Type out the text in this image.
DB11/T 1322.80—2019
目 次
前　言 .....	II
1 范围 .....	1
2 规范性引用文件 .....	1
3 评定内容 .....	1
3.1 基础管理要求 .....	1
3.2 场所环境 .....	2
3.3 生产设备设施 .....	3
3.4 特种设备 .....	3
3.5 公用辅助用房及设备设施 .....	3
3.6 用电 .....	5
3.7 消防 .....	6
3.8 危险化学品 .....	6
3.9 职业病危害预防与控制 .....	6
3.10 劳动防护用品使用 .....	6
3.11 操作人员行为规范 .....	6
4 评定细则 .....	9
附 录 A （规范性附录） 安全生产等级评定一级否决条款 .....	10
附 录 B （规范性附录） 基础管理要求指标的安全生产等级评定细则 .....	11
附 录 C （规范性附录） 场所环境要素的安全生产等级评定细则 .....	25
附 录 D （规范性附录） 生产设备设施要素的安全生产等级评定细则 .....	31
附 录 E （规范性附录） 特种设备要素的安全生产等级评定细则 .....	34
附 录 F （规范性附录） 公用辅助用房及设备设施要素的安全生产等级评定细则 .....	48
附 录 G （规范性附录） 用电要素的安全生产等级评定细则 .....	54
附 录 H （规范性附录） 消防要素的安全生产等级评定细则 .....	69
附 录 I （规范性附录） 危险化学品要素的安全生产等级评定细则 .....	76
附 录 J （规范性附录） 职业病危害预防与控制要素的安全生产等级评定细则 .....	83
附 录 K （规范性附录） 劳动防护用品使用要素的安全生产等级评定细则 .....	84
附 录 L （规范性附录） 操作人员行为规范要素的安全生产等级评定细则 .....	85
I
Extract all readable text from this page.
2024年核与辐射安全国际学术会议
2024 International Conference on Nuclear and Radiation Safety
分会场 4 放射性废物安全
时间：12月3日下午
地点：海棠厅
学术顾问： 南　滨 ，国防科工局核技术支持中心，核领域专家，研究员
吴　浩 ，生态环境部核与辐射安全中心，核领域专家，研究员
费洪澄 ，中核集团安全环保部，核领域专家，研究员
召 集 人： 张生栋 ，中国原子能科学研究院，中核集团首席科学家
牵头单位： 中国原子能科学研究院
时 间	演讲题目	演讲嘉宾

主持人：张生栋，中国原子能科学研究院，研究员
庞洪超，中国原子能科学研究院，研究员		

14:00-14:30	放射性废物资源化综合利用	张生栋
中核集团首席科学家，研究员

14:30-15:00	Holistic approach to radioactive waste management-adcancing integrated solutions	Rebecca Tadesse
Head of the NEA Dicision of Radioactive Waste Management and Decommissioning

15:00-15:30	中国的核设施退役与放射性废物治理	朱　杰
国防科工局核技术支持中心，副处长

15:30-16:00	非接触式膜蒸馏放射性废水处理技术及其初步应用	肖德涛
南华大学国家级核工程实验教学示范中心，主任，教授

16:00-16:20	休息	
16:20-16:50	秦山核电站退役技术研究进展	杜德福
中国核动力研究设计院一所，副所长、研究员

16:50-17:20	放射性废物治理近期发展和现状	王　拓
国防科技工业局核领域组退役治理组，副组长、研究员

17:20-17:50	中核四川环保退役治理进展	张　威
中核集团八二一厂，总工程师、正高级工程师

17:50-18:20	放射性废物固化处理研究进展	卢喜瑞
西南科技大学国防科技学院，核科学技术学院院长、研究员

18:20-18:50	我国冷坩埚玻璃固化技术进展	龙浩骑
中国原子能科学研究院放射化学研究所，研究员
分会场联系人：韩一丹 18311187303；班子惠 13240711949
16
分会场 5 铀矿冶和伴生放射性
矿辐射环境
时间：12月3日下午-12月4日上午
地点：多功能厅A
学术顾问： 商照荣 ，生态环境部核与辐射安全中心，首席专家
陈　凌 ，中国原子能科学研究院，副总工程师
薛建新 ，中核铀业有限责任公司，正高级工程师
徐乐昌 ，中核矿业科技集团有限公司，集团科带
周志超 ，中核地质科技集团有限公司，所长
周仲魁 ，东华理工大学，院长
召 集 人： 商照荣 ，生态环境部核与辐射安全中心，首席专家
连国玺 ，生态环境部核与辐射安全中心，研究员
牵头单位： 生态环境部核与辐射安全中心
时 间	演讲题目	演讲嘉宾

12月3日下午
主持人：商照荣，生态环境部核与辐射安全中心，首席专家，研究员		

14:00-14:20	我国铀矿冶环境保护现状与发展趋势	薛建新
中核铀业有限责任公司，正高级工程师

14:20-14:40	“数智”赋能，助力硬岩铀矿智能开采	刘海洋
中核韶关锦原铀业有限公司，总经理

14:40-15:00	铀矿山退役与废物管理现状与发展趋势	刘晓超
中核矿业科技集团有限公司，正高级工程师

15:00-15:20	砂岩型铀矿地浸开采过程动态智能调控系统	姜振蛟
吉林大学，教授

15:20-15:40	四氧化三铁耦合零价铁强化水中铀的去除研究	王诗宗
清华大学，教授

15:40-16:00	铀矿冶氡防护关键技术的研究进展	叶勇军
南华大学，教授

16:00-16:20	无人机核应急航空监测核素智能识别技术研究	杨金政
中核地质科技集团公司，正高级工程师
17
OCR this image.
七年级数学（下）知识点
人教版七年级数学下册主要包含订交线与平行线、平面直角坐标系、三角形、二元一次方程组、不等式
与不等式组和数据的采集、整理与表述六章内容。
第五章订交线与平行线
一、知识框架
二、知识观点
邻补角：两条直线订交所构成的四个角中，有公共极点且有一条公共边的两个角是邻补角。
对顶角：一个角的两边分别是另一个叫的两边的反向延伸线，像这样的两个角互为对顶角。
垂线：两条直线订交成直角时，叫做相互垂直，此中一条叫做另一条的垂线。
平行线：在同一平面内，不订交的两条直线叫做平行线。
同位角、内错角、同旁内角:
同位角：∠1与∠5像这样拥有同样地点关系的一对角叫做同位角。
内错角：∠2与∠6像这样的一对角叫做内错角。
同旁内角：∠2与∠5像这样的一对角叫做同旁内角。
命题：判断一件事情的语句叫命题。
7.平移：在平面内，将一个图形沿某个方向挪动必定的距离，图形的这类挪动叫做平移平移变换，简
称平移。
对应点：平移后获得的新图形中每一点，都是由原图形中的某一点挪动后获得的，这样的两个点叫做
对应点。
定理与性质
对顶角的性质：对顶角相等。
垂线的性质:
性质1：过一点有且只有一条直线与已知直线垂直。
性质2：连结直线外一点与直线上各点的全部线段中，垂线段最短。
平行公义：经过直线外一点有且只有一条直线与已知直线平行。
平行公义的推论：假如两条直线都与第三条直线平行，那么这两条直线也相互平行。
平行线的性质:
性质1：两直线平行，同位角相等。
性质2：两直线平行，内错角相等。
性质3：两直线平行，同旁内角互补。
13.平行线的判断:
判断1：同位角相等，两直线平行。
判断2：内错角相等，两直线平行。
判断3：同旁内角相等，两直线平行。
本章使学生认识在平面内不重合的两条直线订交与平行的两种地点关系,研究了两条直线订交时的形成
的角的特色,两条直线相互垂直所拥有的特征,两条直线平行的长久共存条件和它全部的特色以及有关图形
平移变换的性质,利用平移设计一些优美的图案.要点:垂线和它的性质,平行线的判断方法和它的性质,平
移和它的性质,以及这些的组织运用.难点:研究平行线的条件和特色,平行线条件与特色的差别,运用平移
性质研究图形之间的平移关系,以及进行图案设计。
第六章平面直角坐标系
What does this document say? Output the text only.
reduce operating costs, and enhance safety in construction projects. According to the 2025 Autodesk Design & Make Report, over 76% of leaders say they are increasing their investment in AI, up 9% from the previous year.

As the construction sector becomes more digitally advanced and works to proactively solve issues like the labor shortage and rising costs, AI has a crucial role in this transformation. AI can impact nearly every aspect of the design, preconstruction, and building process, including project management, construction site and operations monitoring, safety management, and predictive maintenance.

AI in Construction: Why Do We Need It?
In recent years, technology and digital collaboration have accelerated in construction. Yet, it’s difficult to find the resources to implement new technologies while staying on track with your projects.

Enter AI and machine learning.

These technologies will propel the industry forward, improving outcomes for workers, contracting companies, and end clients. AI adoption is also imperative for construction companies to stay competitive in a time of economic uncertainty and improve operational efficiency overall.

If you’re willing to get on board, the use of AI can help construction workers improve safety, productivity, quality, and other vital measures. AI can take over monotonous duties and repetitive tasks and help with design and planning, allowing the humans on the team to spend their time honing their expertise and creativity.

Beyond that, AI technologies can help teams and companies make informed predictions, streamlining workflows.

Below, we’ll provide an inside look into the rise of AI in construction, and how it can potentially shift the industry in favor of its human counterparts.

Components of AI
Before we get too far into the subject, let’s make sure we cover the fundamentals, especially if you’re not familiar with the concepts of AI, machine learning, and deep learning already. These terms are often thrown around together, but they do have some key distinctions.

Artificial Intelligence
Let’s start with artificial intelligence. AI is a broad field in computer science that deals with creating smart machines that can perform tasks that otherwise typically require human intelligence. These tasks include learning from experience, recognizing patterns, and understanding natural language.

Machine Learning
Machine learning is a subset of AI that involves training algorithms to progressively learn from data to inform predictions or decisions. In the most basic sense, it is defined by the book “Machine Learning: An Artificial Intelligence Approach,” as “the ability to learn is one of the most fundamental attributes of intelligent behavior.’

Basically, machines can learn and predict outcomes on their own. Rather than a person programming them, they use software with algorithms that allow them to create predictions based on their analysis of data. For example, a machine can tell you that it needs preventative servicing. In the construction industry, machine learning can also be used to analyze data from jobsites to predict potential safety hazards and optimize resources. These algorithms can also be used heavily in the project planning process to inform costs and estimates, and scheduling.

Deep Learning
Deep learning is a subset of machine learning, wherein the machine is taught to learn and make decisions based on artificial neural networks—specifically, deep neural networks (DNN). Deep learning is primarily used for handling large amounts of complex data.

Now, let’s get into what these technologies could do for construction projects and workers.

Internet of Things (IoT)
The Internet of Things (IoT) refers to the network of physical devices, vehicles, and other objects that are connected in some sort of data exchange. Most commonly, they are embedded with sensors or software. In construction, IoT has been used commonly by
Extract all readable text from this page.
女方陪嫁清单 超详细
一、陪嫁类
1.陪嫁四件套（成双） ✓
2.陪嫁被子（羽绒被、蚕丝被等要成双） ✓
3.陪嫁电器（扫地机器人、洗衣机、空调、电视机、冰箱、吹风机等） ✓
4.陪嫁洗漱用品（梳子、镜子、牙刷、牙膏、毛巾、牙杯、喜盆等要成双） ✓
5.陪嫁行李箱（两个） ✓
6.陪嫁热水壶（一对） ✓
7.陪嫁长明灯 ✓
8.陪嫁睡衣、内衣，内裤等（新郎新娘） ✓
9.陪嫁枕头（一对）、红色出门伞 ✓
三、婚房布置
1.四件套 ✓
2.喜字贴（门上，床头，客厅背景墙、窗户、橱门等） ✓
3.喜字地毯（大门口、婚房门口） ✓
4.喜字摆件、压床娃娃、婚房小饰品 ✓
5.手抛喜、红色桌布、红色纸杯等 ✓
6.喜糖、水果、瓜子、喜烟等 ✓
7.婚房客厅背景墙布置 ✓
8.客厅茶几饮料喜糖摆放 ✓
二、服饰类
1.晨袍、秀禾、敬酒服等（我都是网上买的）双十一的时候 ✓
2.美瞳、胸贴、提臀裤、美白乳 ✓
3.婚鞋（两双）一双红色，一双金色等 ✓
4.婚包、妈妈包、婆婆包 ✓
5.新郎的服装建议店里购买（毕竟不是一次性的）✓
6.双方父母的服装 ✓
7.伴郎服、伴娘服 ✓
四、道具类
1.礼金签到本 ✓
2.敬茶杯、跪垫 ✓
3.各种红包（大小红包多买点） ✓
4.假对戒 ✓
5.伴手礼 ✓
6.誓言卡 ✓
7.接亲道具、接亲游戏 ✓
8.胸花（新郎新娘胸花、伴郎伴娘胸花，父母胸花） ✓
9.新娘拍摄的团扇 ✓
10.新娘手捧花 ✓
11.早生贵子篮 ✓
━━━━
Gather every line from the entries above where the word "中核铀业有限责任公司" appears, and copy them.

薛建新 ，中核铀业有限责任公司，正高级工程师
中核铀业有限责任公司，正高级工程师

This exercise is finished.